## Given records

────────────────────

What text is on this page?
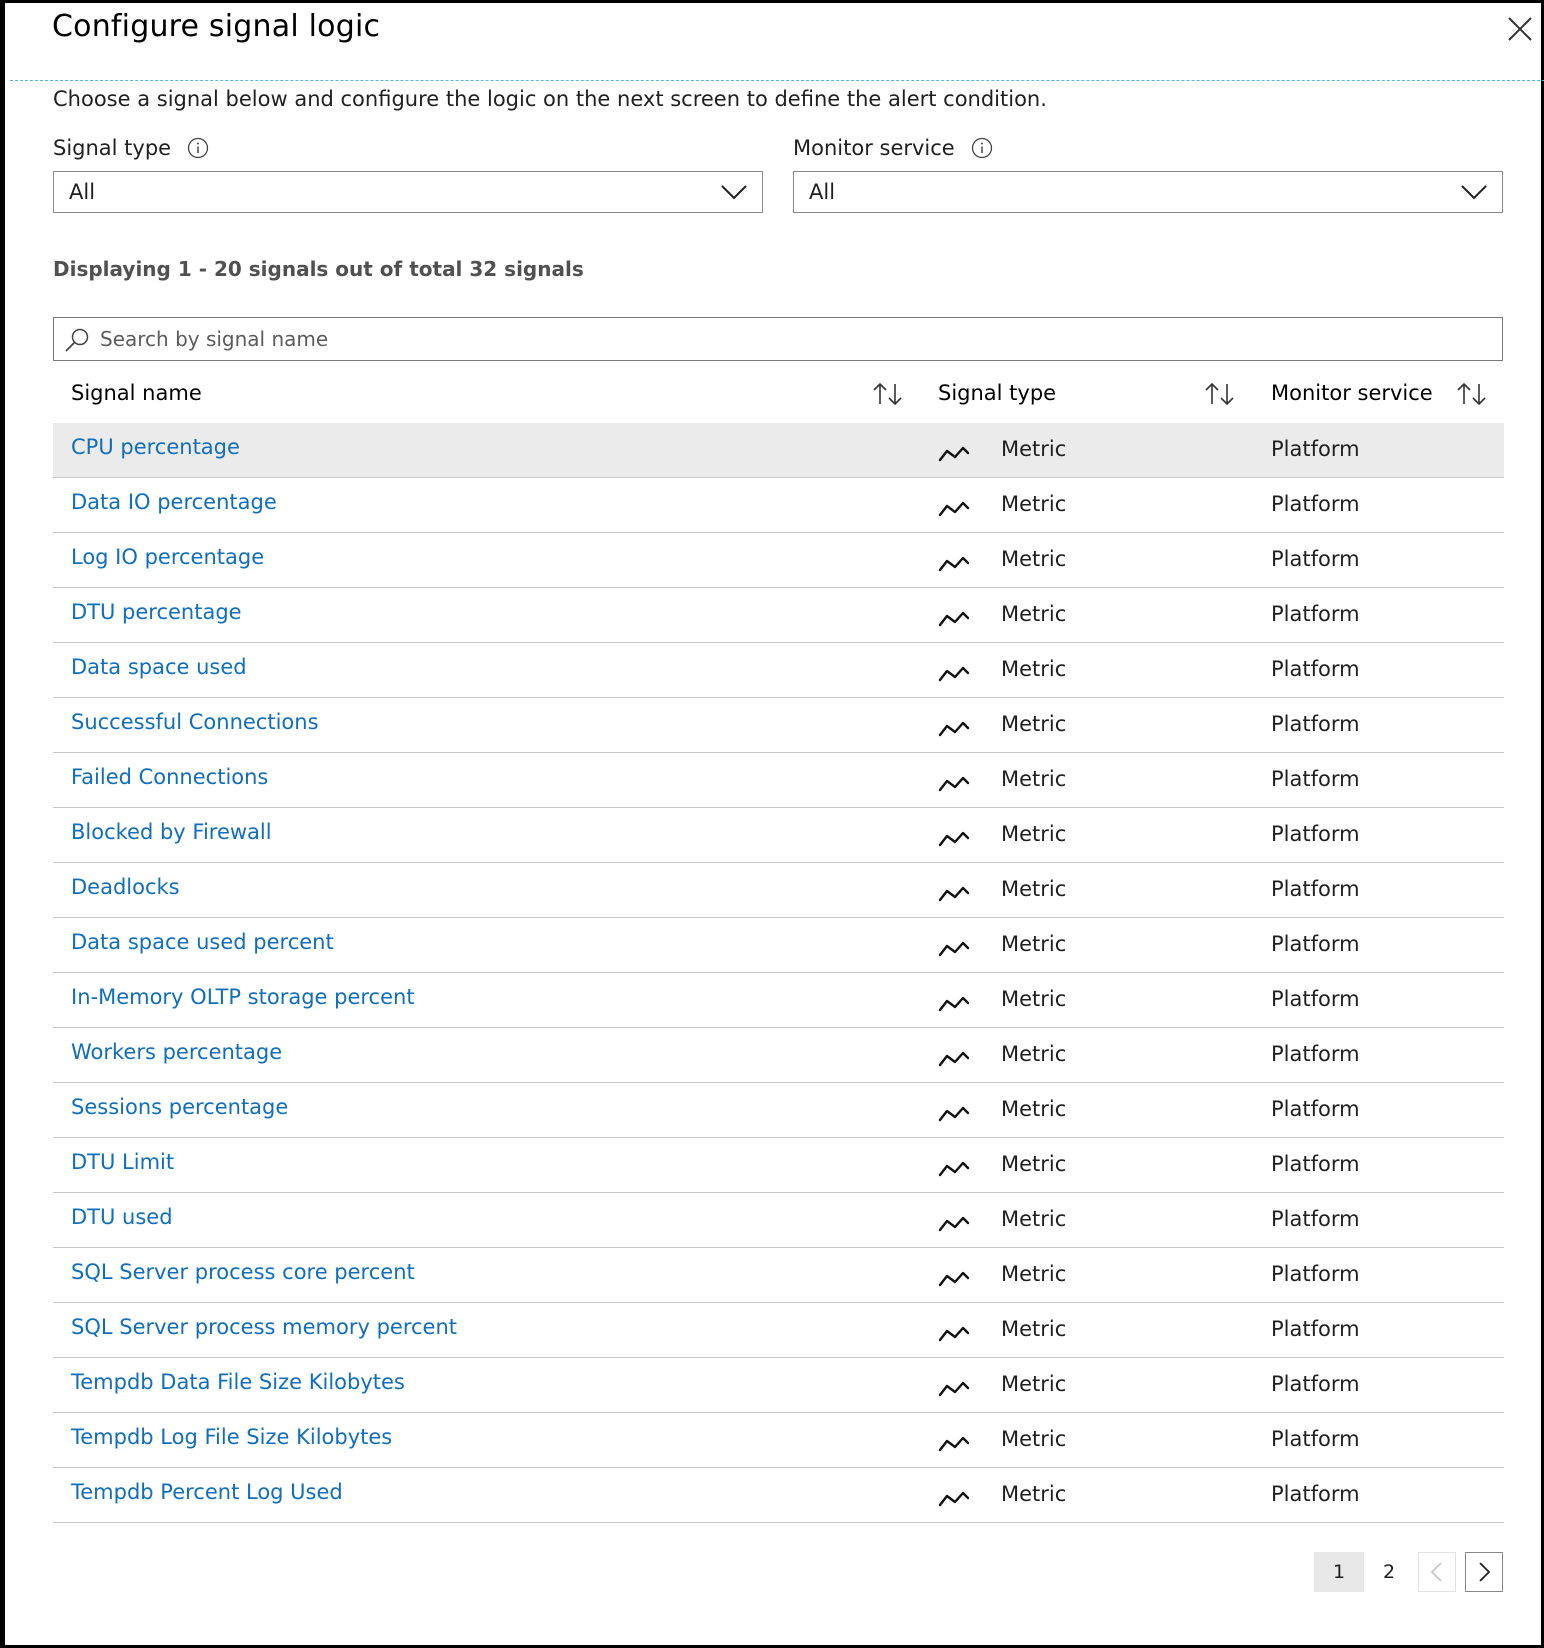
Configure signal logic
Choose a signal below and configure the logic on the next screen to define the alert condition.
Signal type
All
Monitor service
All
Displaying 1 - 20 signals out of total 32 signals
Search by signal name
Signal name	Signal type	Monitor service
CPU percentage	Metric	Platform
Data IO percentage	Metric	Platform
Log IO percentage	Metric	Platform
DTU percentage	Metric	Platform
Data space used	Metric	Platform
Successful Connections	Metric	Platform
Failed Connections	Metric	Platform
Blocked by Firewall	Metric	Platform
Deadlocks	Metric	Platform
Data space used percent	Metric	Platform
In-Memory OLTP storage percent	Metric	Platform
Workers percentage	Metric	Platform
Sessions percentage	Metric	Platform
DTU Limit	Metric	Platform
DTU used	Metric	Platform
SQL Server process core percent	Metric	Platform
SQL Server process memory percent	Metric	Platform
Tempdb Data File Size Kilobytes	Metric	Platform
Tempdb Log File Size Kilobytes	Metric	Platform
Tempdb Percent Log Used	Metric	Platform
1	2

────────────────────

## Exercise details
Find all lines where the word "Server" appears. Copy them.

## Task answer
SQL Server process core percent	Metric	Platform
SQL Server process memory percent	Metric	Platform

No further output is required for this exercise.